▸ **Task objective**
Select each line where the word "Forums" appears.

▸ **Input**
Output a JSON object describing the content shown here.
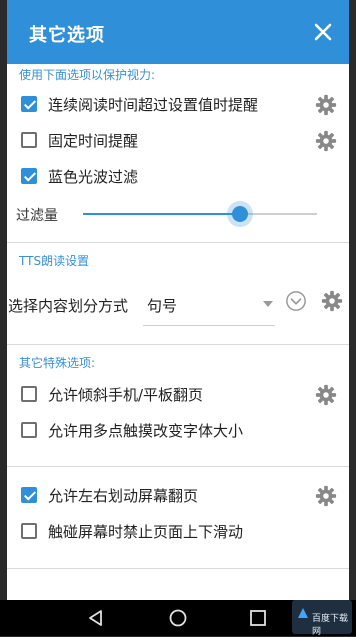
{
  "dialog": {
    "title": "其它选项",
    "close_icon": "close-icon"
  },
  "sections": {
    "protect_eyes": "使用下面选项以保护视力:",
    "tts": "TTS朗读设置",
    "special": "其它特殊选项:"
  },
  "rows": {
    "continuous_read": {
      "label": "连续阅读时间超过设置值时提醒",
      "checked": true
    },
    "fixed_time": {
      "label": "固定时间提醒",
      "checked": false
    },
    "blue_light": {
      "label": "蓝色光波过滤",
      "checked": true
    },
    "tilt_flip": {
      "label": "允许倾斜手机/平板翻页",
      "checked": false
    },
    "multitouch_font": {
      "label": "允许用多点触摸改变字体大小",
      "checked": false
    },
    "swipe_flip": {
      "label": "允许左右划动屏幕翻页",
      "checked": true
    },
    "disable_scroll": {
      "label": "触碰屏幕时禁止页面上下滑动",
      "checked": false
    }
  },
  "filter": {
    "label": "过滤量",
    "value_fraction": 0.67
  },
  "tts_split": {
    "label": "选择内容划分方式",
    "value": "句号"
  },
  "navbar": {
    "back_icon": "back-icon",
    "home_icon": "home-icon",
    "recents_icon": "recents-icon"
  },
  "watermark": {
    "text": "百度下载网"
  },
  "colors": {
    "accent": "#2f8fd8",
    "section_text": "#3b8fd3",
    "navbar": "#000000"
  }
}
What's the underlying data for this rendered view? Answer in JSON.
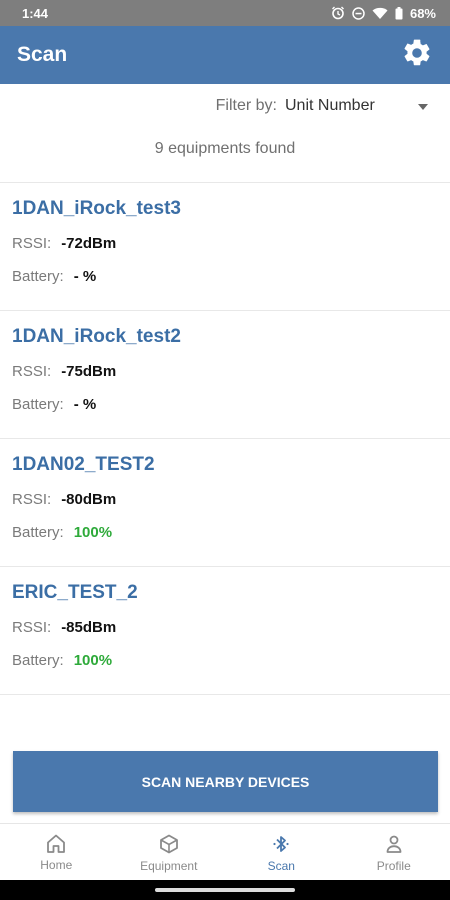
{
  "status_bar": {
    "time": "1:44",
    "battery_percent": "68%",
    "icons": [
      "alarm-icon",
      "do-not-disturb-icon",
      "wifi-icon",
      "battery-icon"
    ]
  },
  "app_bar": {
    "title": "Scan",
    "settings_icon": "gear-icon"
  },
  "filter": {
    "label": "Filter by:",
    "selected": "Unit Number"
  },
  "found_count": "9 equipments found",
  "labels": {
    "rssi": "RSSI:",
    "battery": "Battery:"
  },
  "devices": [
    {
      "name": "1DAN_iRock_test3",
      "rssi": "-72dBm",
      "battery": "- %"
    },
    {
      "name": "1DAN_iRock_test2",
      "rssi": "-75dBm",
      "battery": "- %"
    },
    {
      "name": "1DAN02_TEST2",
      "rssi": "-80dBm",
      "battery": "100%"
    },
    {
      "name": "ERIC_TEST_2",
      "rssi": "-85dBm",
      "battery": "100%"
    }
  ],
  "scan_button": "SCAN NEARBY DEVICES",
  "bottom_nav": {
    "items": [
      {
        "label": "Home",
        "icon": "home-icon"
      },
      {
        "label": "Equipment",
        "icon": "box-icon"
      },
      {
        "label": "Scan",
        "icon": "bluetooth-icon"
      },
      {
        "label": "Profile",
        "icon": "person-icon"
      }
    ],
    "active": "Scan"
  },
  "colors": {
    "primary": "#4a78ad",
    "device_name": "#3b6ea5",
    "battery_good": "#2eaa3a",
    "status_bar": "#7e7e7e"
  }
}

...

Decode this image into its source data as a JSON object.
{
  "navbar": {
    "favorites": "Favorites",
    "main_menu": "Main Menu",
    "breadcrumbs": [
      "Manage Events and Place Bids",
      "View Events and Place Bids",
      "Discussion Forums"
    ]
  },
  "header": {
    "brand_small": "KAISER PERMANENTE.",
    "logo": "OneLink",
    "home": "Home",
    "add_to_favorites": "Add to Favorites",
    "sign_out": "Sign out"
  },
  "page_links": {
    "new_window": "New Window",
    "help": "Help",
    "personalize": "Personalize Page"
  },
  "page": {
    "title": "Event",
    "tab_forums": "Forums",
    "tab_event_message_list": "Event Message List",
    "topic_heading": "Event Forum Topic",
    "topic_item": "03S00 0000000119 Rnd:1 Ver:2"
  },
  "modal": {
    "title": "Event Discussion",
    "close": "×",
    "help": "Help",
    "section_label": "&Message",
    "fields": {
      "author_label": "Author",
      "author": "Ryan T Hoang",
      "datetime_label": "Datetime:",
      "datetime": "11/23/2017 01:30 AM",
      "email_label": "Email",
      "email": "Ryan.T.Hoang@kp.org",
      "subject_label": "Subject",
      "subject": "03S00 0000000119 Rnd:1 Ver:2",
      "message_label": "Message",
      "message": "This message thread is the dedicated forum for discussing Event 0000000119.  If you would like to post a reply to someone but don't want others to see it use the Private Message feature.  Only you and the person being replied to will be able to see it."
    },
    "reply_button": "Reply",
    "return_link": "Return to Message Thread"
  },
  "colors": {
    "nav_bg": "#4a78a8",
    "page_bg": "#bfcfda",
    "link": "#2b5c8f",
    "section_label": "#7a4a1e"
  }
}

▸ **The solution**
      "Discussion Forums"
    "tab_forums": "Forums",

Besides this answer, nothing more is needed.